>>>>

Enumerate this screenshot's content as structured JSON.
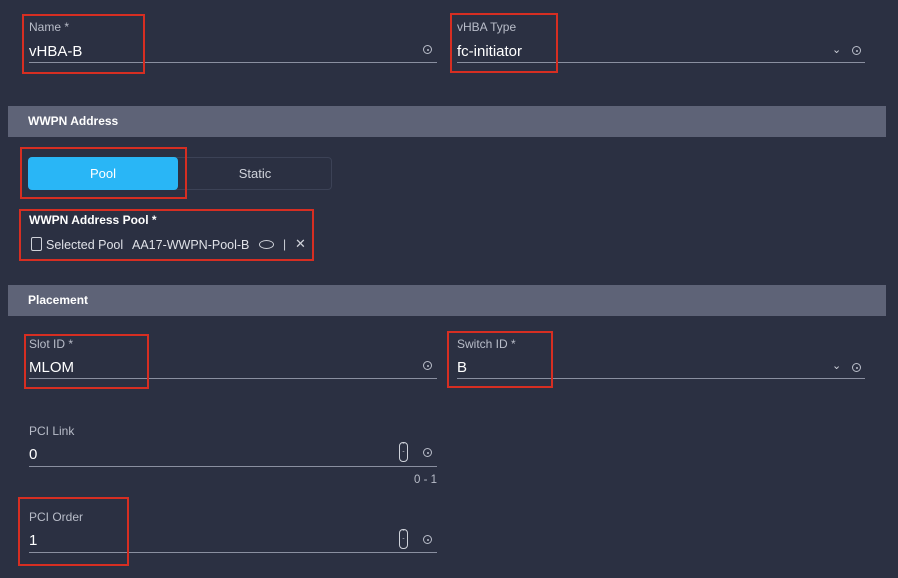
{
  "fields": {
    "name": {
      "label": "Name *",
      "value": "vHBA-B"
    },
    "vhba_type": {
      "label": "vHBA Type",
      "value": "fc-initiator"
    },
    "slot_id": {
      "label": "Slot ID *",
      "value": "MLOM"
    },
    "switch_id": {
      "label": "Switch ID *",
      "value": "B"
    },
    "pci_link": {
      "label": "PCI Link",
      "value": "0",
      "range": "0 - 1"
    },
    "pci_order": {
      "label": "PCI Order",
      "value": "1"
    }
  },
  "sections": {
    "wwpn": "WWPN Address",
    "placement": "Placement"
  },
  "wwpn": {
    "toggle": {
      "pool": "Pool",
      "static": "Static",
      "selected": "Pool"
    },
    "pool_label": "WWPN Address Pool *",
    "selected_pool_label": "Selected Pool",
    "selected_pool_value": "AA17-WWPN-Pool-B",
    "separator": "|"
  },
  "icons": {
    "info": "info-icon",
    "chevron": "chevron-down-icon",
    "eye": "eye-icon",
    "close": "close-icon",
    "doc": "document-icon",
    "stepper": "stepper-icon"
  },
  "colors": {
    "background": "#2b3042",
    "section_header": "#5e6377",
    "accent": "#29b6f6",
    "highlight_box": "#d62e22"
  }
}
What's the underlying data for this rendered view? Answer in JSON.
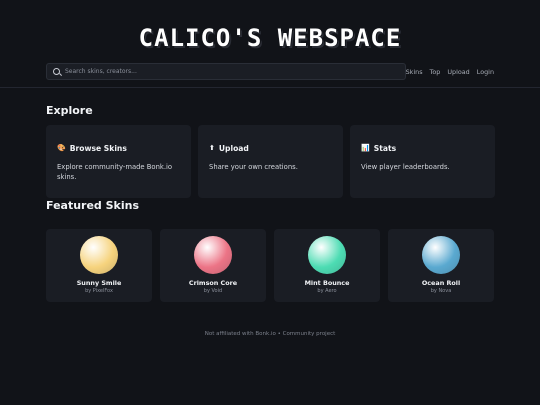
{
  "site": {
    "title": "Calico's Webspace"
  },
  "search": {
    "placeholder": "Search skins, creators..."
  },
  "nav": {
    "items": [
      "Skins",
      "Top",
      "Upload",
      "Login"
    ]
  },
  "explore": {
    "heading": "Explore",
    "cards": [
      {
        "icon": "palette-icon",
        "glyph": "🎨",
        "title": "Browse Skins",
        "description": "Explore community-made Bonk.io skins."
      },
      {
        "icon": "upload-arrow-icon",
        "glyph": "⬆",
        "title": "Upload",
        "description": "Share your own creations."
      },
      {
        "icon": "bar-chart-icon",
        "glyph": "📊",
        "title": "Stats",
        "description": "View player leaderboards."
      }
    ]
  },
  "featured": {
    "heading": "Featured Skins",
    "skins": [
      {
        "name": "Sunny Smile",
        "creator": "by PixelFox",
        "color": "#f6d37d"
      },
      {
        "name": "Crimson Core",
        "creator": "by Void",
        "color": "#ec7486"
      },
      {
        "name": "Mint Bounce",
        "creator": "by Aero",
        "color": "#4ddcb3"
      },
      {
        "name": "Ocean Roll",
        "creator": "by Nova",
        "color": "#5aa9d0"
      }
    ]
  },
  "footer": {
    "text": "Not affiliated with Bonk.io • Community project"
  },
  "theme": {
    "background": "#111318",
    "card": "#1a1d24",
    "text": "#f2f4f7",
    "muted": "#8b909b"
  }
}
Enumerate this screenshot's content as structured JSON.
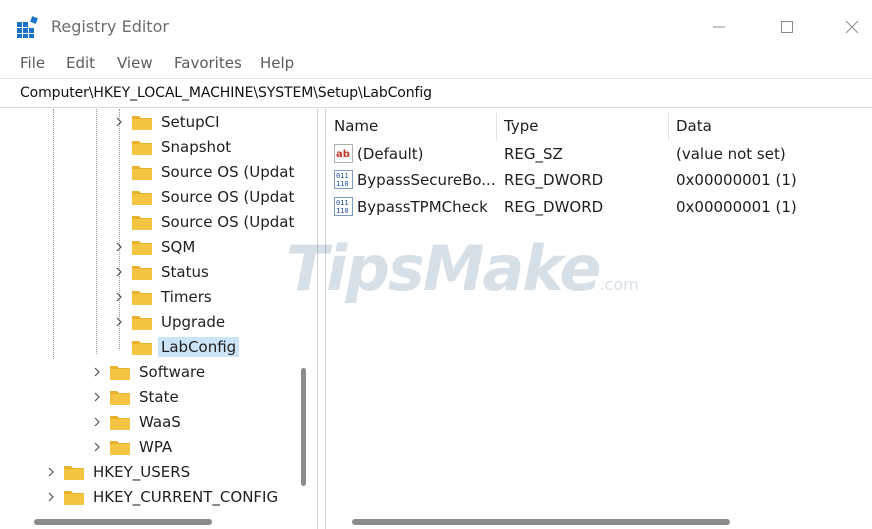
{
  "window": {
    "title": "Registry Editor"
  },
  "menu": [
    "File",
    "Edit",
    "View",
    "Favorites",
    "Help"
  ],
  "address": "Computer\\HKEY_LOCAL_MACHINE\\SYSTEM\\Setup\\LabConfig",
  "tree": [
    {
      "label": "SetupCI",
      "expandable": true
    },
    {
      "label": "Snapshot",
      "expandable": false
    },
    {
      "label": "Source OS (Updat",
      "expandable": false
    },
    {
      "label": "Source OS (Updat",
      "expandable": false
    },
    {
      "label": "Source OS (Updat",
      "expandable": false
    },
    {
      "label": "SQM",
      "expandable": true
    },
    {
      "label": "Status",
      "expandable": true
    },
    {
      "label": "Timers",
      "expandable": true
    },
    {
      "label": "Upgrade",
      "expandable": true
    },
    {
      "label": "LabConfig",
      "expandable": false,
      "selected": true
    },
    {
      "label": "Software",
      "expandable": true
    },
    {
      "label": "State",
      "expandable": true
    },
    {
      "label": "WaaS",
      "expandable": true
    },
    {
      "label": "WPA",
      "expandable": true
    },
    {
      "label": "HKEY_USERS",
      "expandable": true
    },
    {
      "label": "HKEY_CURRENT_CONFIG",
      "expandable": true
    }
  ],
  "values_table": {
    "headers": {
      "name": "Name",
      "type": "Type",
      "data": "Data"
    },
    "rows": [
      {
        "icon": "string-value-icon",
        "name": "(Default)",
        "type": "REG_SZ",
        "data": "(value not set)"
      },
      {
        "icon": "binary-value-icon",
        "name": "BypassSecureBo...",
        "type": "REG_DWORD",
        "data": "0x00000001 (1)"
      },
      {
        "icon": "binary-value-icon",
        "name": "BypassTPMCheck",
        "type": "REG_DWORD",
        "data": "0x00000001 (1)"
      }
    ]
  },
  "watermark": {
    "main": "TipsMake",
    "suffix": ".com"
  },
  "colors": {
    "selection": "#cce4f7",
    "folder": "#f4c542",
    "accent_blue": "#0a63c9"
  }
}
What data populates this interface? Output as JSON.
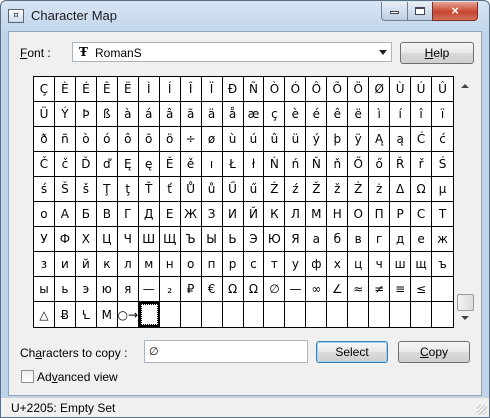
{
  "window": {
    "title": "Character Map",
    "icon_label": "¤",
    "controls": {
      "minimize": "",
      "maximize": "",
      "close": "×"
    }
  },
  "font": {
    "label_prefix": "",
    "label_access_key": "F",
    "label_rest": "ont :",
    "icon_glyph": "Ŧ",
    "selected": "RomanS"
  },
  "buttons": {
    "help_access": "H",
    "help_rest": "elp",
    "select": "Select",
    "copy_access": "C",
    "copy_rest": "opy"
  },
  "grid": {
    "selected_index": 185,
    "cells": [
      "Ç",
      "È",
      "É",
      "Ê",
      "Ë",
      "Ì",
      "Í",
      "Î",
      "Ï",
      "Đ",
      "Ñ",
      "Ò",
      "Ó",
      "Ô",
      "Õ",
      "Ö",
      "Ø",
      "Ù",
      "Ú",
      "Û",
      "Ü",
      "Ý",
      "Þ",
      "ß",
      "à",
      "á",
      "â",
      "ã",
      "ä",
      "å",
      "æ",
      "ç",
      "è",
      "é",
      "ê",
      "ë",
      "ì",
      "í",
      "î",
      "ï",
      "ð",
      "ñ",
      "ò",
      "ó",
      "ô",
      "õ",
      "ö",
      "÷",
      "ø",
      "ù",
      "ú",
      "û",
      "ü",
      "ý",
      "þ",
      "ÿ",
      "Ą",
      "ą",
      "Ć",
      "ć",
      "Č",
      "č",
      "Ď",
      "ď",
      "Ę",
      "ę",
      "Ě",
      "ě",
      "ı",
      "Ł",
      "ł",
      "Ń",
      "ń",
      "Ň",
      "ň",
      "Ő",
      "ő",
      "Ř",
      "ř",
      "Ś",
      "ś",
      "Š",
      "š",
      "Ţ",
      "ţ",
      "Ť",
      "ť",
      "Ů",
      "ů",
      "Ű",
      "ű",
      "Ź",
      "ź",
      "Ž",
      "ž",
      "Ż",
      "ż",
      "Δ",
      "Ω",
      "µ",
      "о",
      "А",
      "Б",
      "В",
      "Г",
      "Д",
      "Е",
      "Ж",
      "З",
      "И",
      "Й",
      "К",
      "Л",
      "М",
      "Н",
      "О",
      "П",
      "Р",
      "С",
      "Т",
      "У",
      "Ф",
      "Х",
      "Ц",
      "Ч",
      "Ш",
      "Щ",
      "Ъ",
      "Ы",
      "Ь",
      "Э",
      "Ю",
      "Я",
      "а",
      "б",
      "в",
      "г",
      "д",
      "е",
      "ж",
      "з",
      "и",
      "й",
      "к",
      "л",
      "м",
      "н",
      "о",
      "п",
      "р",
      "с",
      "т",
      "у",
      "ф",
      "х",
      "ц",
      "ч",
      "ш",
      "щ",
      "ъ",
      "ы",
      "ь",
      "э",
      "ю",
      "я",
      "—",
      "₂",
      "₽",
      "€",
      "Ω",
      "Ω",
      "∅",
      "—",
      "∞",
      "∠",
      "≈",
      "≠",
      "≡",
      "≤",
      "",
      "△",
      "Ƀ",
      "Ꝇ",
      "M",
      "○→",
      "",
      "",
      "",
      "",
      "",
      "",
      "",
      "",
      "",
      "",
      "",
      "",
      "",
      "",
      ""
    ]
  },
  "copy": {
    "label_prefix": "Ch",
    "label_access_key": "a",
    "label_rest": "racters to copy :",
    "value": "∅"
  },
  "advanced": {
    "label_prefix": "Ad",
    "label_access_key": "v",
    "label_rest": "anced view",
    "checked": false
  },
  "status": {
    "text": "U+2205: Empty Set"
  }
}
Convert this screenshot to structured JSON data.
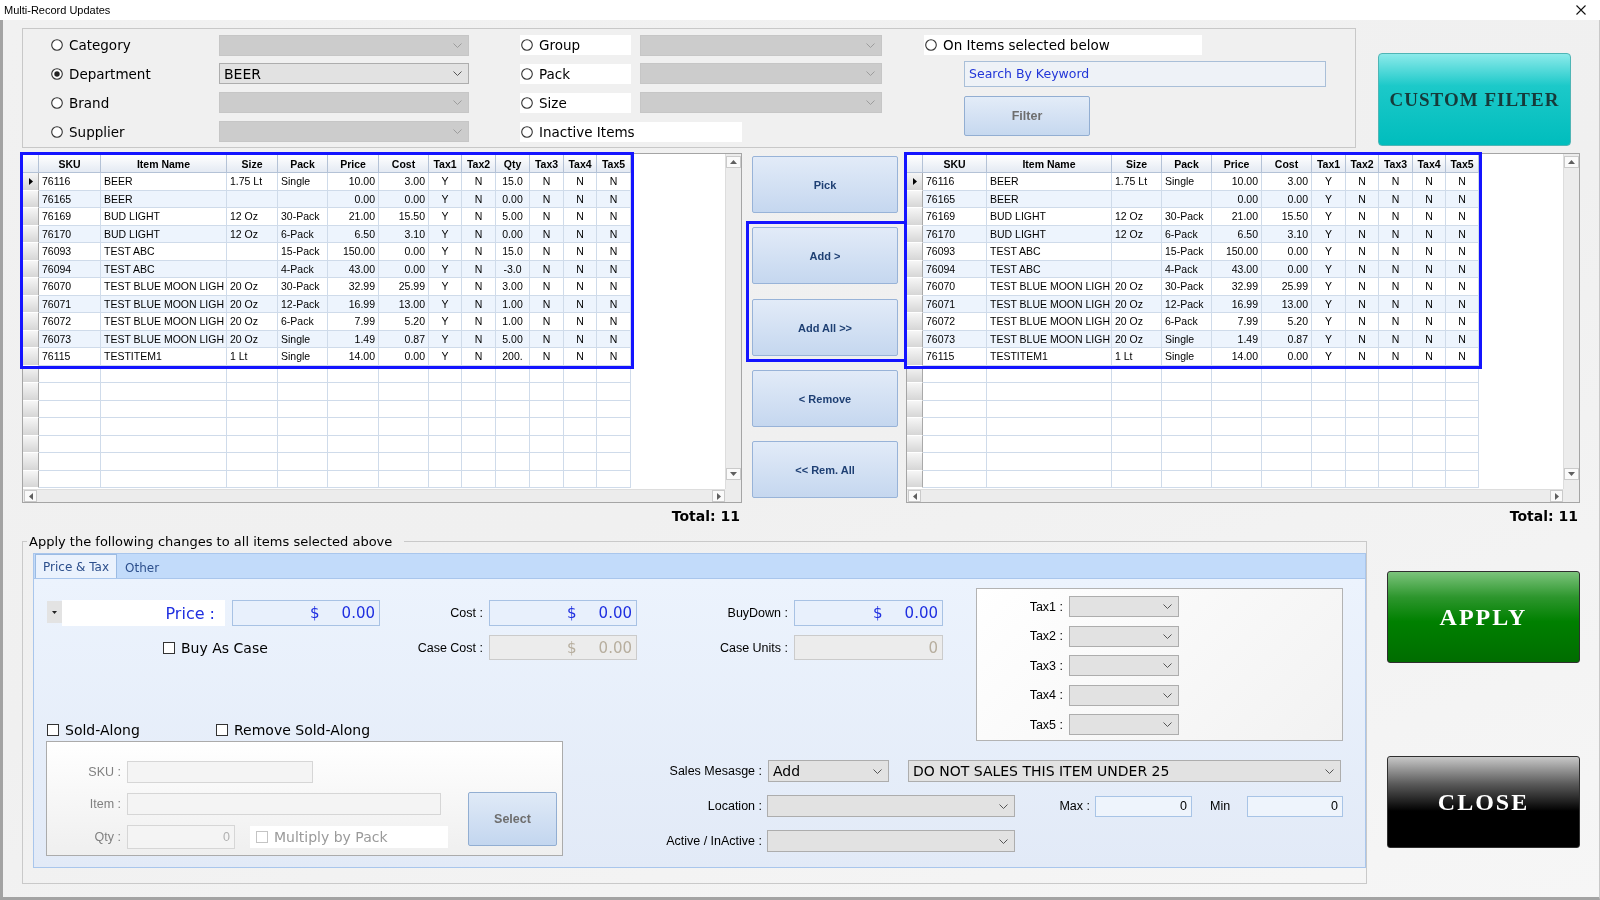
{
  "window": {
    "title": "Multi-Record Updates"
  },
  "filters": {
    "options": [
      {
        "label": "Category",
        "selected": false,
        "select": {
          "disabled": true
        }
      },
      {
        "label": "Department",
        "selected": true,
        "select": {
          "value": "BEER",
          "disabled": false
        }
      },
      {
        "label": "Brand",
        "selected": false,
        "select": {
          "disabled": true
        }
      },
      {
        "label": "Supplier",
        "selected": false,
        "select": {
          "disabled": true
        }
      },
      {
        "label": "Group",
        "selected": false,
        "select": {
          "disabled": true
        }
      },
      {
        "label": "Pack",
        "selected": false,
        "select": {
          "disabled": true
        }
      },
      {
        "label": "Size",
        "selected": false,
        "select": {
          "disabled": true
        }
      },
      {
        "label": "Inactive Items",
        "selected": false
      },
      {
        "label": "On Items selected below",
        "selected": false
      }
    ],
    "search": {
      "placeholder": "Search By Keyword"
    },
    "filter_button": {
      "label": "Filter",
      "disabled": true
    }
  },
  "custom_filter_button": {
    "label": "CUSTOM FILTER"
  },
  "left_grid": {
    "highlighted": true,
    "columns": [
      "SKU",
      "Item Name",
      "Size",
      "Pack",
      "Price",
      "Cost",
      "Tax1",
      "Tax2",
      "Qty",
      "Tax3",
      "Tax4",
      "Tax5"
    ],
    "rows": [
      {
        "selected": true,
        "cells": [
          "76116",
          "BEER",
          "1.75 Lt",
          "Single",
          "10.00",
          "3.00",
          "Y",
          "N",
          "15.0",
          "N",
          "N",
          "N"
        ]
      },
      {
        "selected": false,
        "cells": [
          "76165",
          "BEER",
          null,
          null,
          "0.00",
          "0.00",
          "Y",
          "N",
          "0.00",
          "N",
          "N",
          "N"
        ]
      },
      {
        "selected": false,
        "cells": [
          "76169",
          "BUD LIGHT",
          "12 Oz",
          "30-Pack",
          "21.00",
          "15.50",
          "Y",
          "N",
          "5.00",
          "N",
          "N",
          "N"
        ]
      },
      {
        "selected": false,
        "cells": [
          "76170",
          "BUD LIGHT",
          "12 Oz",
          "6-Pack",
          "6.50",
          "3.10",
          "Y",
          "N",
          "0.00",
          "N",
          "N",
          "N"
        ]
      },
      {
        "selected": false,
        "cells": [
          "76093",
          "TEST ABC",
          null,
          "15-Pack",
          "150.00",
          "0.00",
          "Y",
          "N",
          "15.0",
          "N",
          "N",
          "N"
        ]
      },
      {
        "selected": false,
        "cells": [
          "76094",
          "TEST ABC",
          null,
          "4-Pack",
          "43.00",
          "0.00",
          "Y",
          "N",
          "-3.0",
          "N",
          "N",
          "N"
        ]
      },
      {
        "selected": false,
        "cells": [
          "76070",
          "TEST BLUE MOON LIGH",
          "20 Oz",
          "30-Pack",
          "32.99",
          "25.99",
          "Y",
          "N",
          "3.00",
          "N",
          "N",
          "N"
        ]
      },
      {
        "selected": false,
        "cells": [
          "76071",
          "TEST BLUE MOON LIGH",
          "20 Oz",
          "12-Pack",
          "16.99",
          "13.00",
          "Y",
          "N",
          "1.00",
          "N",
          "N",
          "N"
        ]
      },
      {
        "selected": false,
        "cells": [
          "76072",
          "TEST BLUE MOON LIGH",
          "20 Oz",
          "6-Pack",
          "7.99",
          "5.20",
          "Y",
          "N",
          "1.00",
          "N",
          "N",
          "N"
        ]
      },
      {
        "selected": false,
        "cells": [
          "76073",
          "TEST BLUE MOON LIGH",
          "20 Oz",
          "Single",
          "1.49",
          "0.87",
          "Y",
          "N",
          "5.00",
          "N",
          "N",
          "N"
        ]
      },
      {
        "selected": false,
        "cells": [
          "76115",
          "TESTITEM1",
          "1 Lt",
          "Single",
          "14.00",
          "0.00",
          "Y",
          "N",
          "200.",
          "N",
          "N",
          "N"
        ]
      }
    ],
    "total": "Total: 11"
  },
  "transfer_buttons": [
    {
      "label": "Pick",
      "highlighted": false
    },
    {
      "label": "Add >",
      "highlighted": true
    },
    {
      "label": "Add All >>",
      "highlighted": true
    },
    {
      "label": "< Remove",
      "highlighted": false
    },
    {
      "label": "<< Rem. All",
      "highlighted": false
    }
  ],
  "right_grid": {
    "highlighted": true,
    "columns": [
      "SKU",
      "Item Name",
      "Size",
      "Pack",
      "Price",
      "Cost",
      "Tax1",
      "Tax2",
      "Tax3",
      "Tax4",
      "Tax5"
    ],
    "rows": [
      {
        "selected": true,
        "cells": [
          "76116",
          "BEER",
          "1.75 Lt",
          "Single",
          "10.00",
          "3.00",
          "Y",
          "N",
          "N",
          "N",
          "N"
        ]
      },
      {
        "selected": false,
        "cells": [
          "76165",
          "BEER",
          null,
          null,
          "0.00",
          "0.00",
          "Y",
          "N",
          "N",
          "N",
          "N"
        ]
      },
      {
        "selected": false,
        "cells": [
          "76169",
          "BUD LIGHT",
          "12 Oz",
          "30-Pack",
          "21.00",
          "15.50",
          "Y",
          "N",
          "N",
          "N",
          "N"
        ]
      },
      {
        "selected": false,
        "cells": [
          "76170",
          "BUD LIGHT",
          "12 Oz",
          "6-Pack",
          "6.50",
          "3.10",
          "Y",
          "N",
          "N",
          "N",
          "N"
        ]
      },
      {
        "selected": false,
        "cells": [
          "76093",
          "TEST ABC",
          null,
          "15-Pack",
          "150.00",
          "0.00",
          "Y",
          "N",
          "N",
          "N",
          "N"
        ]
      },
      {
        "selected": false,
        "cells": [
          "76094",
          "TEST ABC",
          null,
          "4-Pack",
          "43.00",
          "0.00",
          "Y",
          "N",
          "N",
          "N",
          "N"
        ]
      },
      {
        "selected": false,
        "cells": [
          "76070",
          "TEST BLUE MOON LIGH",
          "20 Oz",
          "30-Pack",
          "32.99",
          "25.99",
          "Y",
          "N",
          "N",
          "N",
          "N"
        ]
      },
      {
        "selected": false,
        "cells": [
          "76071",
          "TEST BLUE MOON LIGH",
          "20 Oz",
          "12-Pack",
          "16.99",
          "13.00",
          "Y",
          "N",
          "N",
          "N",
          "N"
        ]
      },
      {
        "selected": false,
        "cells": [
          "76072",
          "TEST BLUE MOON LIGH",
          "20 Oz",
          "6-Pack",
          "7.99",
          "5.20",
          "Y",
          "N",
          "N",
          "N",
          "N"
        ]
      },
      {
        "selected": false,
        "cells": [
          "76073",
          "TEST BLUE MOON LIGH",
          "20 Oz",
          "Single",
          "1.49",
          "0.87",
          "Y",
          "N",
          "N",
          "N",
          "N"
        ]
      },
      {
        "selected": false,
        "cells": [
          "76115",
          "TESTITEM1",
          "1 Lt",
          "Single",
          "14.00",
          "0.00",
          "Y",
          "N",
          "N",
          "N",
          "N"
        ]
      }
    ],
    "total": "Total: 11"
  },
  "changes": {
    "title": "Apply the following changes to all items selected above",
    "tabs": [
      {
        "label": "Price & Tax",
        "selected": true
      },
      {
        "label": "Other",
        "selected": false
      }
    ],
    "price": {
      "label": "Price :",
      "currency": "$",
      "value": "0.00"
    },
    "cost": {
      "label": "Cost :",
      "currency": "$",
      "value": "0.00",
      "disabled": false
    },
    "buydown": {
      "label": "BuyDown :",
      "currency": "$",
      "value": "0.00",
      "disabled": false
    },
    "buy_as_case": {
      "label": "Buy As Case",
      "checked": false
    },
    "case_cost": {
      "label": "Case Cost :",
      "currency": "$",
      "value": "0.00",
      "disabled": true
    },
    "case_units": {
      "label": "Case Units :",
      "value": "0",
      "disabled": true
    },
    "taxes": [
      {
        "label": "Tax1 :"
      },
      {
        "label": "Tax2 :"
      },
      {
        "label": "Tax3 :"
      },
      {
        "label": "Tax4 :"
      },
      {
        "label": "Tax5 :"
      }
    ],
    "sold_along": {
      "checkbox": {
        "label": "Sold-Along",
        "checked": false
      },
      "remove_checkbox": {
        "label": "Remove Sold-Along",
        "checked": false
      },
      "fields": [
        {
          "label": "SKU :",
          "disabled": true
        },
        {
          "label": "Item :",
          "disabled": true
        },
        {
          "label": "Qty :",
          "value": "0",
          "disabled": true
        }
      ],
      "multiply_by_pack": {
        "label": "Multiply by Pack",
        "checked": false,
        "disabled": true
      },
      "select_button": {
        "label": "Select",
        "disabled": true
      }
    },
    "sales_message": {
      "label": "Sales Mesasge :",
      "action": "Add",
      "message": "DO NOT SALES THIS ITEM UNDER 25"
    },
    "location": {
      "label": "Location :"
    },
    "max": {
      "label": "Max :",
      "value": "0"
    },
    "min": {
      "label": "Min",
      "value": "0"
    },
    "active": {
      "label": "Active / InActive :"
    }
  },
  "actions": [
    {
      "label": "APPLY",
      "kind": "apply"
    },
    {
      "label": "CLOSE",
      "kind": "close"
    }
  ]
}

<<<<

Requirement
Find every line in the records above that contains the word "heading", and copy each one.

The answer
    "heading": "Explore",
    "heading": "Featured Skins",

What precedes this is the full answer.